Collect the lines of the entries where "mehr" shows up.
*** LISTING ***
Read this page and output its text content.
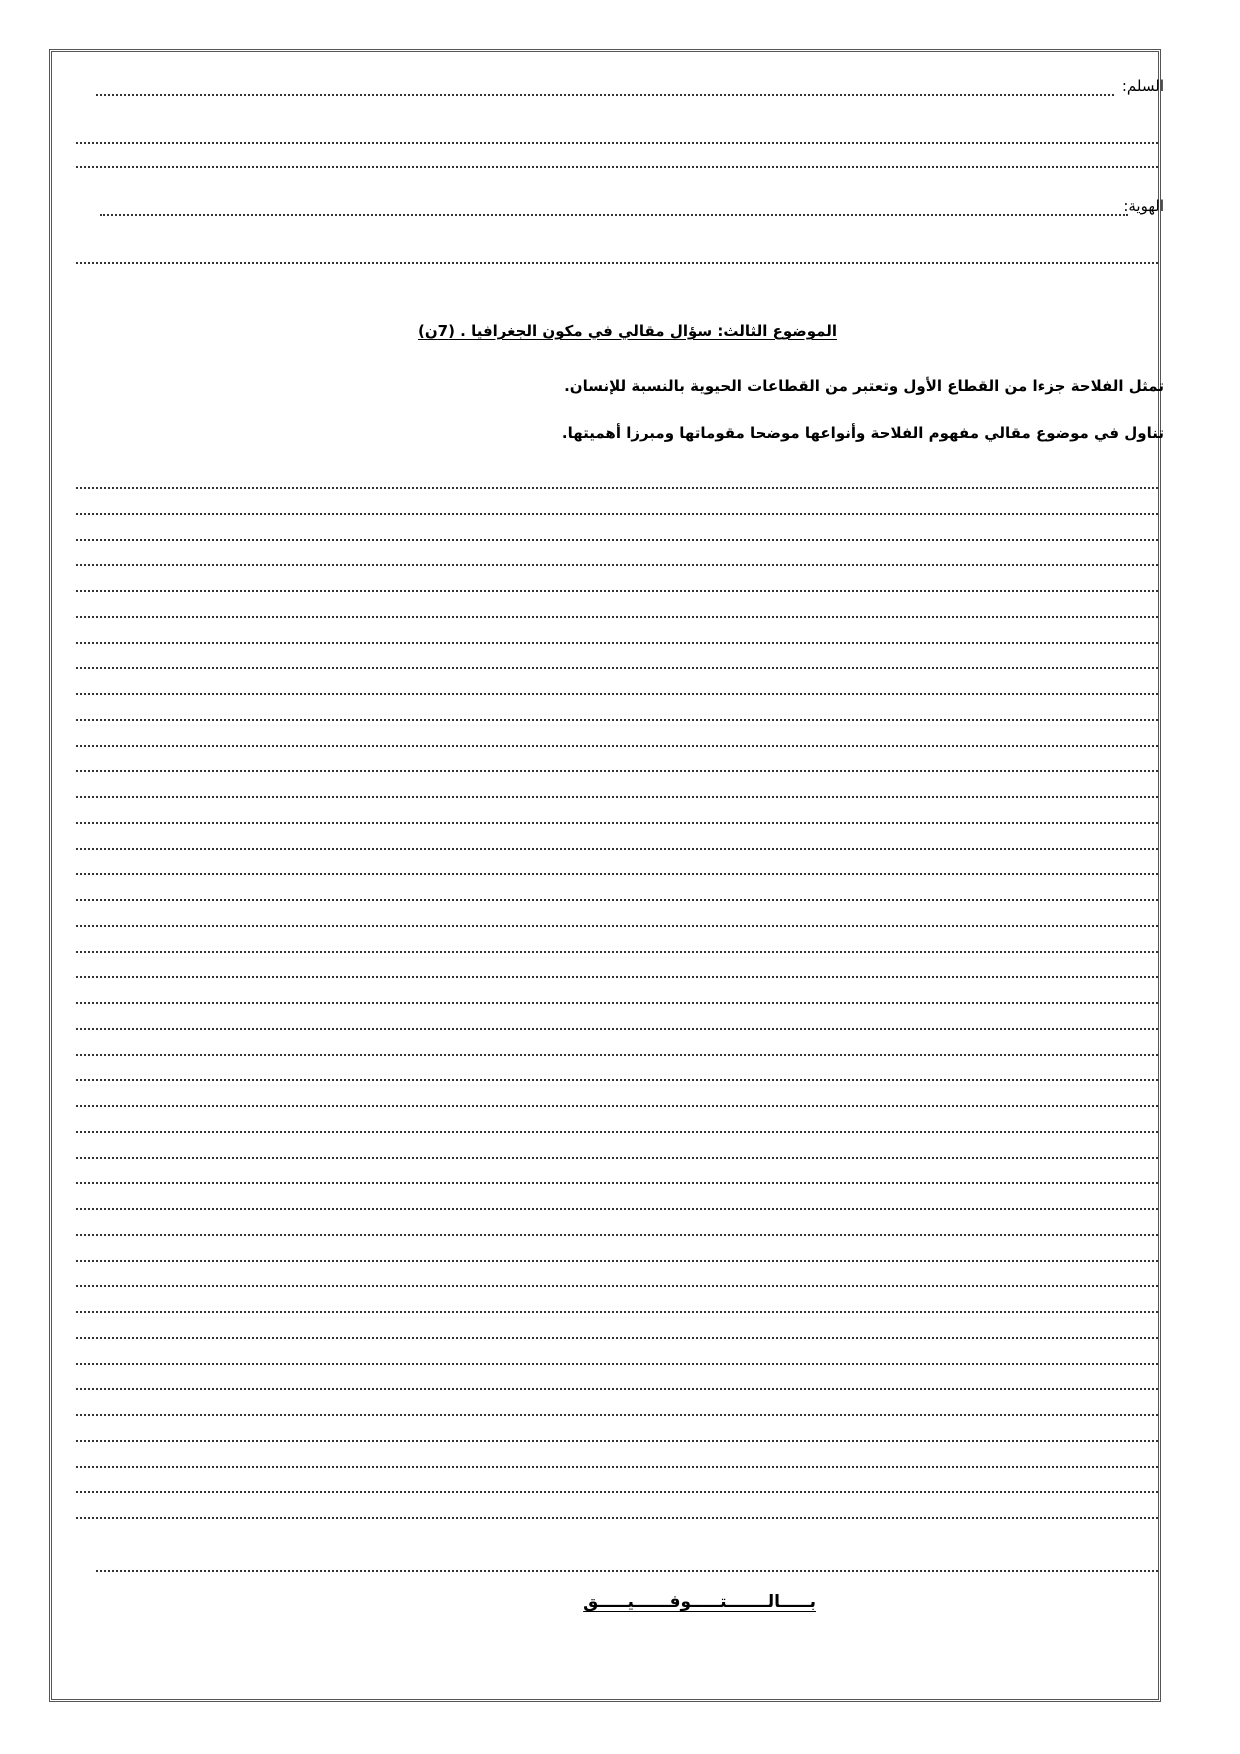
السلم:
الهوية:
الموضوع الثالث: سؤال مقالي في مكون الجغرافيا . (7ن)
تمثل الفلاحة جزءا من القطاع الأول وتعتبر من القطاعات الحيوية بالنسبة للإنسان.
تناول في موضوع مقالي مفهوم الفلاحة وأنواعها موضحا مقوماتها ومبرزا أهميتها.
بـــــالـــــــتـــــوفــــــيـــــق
***
*** LISTING ***
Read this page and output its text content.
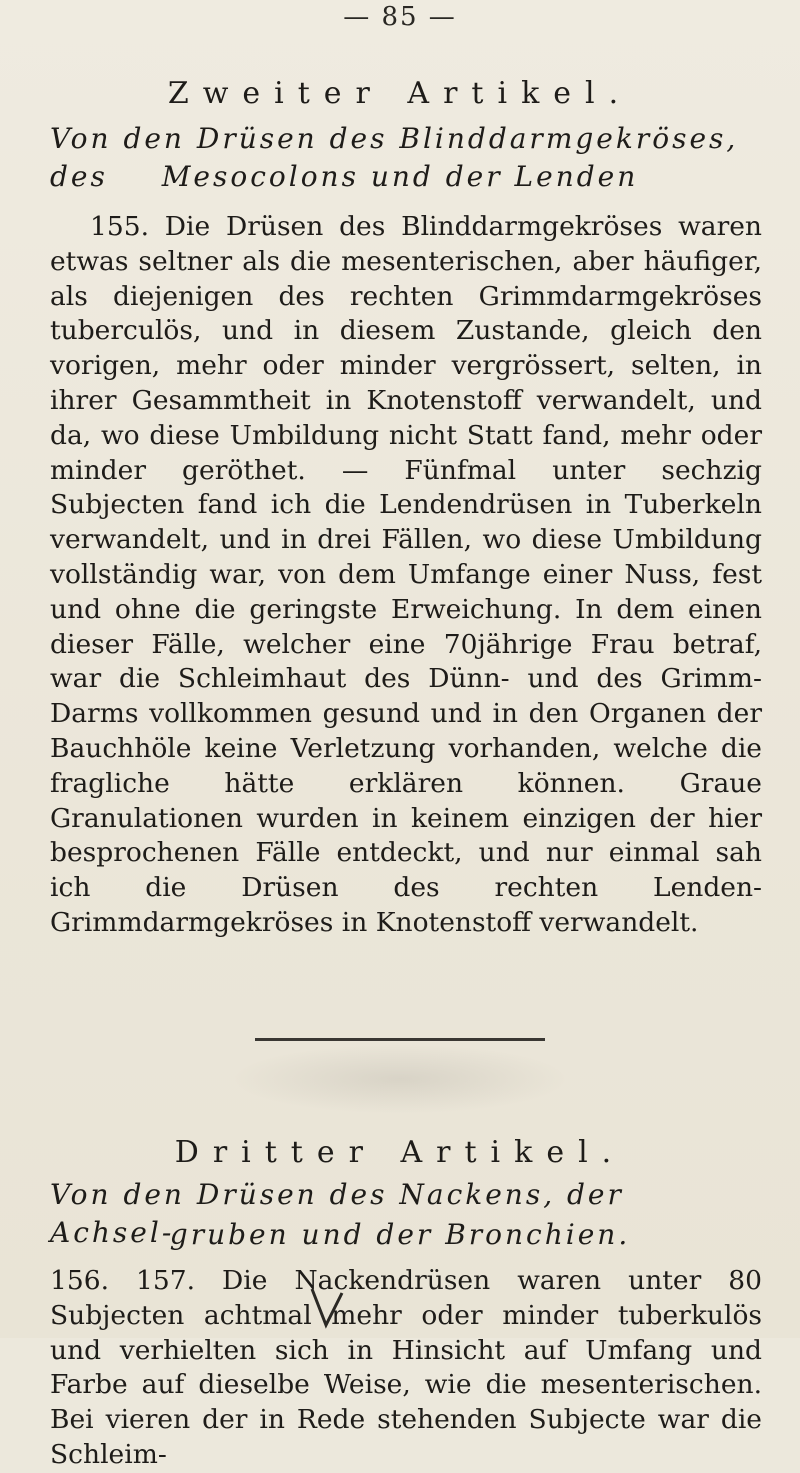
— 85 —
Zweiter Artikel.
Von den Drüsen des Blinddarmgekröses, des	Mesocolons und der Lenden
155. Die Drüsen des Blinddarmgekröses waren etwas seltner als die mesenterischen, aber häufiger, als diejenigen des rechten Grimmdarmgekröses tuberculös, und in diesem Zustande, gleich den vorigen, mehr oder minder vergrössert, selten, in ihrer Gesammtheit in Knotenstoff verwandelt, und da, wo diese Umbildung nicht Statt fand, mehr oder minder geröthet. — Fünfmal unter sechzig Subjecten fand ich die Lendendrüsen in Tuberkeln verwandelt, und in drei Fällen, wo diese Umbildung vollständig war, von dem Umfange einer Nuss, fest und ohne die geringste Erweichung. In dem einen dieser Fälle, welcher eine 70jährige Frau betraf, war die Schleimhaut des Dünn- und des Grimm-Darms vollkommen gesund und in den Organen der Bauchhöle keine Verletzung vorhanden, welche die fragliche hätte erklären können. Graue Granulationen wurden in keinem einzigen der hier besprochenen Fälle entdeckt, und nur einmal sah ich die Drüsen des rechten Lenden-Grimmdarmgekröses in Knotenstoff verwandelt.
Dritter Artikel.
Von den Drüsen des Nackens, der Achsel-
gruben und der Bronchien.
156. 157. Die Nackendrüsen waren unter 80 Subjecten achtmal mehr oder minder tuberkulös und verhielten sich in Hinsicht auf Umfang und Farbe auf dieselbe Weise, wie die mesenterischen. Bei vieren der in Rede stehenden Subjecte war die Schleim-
***
WORKED SOLUTION:
155. Die Drüsen des Blinddarmgekröses waren etwas seltner als die mesenterischen, aber häufiger, als diejenigen des rechten Grimmdarmgekröses tuberculös, und in diesem Zustande, gleich den vorigen, mehr oder minder vergrössert, selten, in ihrer Gesammtheit in Knotenstoff verwandelt, und da, wo diese Umbildung nicht Statt fand, mehr oder minder geröthet. — Fünfmal unter sechzig Subjecten fand ich die Lendendrüsen in Tuberkeln verwandelt, und in drei Fällen, wo diese Umbildung vollständig war, von dem Umfange einer Nuss, fest und ohne die geringste Erweichung. In dem einen dieser Fälle, welcher eine 70jährige Frau betraf, war die Schleimhaut des Dünn- und des Grimm-Darms vollkommen gesund und in den Organen der Bauchhöle keine Verletzung vorhanden, welche die fragliche hätte erklären können. Graue Granulationen wurden in keinem einzigen der hier besprochenen Fälle entdeckt, und nur einmal sah ich die Drüsen des rechten Lenden-Grimmdarmgekröses in Knotenstoff verwandelt.
156. 157. Die Nackendrüsen waren unter 80 Subjecten achtmal mehr oder minder tuberkulös und verhielten sich in Hinsicht auf Umfang und Farbe auf dieselbe Weise, wie die mesenterischen. Bei vieren der in Rede stehenden Subjecte war die Schleim-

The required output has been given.